**Stated goal:**
Locate the string "afternoon" throughout the material and copy every line in which it occurs.

Collection entries:
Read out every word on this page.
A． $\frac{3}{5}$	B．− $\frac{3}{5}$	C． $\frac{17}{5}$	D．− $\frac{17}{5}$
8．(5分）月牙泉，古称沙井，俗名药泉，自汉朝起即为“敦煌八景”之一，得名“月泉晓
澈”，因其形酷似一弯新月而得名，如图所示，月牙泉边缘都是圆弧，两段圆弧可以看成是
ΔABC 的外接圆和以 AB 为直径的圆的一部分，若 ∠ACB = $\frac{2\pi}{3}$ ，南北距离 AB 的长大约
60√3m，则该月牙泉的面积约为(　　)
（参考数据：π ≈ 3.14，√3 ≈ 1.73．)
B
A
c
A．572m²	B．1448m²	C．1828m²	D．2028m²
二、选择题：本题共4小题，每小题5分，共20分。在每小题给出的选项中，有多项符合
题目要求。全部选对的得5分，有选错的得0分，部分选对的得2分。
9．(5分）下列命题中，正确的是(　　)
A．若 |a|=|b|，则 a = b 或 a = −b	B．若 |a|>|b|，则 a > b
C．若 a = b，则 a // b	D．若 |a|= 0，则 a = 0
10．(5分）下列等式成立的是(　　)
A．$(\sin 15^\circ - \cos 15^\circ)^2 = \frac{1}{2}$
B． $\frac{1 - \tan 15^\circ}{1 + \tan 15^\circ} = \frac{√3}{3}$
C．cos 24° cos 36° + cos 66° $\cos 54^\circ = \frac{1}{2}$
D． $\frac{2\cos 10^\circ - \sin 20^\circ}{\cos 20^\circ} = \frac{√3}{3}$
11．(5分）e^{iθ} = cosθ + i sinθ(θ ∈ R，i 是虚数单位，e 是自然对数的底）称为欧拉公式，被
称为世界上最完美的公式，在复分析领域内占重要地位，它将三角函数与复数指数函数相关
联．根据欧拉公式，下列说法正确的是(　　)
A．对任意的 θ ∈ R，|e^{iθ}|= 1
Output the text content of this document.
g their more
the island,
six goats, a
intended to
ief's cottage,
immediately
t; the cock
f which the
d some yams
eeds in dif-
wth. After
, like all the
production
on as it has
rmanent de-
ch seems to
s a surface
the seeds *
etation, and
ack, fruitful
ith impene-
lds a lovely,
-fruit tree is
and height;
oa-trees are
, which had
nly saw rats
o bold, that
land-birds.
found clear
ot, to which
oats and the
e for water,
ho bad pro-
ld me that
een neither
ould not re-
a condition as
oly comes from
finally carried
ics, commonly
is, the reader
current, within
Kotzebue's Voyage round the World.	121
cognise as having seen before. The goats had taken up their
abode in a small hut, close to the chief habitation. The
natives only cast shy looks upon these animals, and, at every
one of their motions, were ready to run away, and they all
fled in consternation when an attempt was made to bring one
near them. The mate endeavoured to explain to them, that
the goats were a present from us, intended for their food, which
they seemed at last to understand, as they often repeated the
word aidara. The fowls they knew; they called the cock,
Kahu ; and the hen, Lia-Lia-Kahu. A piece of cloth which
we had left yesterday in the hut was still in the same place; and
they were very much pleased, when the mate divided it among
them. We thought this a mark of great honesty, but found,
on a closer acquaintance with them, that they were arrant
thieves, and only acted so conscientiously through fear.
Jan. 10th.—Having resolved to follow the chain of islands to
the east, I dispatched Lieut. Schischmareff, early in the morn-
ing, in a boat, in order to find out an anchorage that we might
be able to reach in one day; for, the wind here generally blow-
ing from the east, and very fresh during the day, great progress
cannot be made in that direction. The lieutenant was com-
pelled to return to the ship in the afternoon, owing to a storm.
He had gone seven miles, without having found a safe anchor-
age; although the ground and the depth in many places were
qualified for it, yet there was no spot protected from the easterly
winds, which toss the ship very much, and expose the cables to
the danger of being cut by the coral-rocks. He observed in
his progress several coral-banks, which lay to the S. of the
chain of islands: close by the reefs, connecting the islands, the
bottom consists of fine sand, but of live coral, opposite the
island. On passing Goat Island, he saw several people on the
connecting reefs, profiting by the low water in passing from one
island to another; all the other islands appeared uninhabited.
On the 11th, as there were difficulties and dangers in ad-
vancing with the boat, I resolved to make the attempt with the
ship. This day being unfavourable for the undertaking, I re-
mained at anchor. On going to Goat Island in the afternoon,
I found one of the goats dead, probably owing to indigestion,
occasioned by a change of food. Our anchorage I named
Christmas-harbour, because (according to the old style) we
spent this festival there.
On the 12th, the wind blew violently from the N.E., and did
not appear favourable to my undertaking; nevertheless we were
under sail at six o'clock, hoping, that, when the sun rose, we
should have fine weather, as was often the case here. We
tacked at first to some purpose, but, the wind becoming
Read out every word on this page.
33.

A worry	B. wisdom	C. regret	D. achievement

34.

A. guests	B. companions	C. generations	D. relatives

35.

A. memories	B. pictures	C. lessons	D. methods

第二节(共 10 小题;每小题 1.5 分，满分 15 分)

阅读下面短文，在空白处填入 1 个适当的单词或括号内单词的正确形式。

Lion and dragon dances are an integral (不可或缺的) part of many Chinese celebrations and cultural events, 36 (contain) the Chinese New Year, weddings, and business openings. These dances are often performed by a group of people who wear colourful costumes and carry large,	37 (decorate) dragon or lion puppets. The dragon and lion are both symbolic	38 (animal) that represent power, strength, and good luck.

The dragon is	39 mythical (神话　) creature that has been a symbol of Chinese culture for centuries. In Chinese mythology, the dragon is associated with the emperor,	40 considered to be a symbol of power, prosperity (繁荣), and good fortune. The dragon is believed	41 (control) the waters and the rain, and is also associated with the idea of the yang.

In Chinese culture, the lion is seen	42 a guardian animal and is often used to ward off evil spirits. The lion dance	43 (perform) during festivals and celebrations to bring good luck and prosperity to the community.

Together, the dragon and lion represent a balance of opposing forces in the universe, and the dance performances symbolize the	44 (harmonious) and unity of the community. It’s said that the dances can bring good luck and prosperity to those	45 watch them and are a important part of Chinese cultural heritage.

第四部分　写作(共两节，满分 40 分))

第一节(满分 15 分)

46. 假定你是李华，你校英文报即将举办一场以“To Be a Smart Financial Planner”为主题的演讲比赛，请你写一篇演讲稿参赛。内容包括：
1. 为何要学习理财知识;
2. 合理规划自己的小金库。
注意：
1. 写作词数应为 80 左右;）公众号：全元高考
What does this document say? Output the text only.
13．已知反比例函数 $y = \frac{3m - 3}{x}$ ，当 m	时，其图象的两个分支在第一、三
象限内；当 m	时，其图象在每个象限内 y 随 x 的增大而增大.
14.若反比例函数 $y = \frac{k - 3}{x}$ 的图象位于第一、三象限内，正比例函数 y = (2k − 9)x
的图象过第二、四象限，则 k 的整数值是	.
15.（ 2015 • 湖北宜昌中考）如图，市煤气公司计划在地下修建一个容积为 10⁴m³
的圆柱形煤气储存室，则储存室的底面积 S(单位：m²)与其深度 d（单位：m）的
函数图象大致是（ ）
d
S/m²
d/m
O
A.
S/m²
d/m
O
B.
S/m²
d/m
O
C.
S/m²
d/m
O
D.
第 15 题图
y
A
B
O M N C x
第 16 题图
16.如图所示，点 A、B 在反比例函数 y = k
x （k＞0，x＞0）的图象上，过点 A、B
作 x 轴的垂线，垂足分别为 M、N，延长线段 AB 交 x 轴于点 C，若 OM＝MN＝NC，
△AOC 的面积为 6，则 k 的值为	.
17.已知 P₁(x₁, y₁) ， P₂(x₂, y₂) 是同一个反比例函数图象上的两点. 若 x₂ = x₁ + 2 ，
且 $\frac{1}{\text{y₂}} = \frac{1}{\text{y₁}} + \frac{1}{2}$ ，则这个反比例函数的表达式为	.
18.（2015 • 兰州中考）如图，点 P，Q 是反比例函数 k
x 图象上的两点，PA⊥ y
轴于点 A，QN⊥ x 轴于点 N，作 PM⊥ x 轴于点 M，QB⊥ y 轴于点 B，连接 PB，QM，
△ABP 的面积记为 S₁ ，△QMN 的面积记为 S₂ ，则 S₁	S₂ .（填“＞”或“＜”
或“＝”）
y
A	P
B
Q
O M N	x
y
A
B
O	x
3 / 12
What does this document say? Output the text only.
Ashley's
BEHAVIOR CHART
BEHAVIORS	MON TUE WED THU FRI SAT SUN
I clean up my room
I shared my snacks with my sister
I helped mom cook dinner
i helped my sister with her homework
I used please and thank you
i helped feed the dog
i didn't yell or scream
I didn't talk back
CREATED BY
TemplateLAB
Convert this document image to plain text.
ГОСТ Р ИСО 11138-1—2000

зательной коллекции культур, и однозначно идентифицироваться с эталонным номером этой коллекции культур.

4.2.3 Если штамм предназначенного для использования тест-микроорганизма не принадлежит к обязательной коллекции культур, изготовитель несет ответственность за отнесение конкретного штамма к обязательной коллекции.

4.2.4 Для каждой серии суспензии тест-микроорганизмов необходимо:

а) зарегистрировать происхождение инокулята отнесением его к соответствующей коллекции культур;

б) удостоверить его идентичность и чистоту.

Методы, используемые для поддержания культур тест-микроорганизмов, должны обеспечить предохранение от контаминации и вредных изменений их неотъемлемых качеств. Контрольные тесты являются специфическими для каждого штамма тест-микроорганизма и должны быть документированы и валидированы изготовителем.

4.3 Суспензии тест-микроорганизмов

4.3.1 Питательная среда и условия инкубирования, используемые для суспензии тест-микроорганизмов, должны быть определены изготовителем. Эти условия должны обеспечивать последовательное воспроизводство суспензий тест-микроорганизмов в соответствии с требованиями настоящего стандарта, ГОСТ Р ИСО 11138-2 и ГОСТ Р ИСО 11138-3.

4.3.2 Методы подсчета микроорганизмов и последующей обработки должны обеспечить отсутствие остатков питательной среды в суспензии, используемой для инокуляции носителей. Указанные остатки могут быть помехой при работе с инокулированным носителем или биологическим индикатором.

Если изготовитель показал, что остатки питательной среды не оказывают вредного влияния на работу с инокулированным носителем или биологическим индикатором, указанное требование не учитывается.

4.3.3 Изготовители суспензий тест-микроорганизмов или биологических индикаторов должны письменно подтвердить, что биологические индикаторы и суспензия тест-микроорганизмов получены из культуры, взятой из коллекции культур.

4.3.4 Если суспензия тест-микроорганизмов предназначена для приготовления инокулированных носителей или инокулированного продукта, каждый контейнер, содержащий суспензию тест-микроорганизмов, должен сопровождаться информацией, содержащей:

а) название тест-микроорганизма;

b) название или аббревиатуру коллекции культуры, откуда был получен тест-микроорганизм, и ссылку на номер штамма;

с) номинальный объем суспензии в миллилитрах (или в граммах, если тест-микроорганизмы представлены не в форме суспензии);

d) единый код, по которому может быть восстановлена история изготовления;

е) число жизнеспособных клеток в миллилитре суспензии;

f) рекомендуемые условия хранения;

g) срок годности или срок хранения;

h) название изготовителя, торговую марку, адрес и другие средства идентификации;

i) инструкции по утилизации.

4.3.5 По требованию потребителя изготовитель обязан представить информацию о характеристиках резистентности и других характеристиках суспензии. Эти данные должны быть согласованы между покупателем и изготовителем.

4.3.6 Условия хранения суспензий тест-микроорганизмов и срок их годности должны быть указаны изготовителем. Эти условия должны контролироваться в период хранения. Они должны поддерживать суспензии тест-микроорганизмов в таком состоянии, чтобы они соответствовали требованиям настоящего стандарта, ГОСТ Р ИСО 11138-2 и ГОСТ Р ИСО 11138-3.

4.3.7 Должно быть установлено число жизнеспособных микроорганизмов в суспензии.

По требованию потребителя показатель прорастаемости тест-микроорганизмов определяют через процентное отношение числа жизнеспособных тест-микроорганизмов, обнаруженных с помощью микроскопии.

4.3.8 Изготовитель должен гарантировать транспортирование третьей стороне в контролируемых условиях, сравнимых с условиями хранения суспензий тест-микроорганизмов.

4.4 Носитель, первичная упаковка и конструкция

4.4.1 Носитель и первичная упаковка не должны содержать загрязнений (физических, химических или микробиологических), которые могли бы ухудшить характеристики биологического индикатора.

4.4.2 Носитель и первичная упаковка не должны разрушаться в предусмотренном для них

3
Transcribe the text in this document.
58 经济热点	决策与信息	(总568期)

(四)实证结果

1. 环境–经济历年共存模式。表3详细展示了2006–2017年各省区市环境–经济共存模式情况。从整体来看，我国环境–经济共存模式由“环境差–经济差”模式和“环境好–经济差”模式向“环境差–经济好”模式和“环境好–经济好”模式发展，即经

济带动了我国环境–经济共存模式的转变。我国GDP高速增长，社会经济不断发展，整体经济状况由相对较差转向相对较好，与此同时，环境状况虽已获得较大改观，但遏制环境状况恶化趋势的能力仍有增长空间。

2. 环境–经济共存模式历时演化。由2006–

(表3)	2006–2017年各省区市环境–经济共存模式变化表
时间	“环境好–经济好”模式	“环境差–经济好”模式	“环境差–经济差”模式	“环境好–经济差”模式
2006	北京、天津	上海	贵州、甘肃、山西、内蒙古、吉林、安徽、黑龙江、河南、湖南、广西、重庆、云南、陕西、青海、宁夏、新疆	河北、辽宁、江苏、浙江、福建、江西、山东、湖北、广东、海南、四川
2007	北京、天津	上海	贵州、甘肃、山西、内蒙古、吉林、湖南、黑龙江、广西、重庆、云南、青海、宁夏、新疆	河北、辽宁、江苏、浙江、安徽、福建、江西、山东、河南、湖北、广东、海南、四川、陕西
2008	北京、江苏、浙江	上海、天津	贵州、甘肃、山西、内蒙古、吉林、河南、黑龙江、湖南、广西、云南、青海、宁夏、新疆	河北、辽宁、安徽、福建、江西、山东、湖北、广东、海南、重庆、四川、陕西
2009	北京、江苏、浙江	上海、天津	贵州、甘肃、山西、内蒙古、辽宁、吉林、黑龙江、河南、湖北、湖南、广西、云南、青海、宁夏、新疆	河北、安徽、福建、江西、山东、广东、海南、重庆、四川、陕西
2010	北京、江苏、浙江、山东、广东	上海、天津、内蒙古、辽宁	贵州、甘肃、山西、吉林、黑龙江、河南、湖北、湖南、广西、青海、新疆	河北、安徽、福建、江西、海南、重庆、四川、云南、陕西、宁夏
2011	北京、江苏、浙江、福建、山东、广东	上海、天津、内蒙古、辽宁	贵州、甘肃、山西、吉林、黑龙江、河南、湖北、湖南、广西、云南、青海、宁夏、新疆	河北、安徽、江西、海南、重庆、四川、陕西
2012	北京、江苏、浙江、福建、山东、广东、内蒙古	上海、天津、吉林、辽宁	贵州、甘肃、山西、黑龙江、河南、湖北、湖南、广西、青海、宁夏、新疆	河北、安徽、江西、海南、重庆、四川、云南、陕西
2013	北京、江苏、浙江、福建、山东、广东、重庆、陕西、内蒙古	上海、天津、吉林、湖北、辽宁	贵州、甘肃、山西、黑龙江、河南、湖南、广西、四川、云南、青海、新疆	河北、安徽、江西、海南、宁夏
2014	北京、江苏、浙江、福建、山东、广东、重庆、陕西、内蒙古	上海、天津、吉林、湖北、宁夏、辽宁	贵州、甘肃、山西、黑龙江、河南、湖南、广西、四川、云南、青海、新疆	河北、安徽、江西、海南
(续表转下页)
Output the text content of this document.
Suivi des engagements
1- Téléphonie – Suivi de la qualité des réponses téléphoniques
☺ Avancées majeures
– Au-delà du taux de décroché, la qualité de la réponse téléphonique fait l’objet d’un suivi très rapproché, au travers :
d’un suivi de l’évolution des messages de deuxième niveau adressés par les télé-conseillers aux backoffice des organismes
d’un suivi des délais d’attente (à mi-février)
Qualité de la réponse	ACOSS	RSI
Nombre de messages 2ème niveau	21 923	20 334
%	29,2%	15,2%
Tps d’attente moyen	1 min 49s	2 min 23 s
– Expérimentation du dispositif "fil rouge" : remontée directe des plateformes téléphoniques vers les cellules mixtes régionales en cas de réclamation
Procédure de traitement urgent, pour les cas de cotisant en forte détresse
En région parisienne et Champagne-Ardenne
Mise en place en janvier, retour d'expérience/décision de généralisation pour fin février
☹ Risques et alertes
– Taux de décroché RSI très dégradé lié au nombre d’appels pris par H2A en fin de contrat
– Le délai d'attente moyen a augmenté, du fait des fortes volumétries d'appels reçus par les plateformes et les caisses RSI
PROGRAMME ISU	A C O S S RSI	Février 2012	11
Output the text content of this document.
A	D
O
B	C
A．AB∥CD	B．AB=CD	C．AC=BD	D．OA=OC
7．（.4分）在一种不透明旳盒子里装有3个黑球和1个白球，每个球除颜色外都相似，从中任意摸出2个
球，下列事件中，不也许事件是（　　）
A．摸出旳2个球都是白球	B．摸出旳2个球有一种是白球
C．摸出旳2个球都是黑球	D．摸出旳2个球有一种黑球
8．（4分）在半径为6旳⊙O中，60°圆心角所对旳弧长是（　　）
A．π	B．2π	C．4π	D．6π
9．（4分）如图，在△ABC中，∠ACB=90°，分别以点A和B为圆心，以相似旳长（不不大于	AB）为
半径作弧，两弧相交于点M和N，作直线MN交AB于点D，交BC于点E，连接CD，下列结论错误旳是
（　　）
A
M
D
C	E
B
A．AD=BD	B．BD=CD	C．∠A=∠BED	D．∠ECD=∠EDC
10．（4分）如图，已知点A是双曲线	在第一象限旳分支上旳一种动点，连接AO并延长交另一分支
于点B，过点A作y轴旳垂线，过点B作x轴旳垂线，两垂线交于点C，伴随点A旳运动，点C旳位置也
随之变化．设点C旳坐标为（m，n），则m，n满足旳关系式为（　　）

**Written response:**
pelled to return to the ship in the afternoon, owing to a storm.
mained at anchor. On going to Goat Island in the afternoon,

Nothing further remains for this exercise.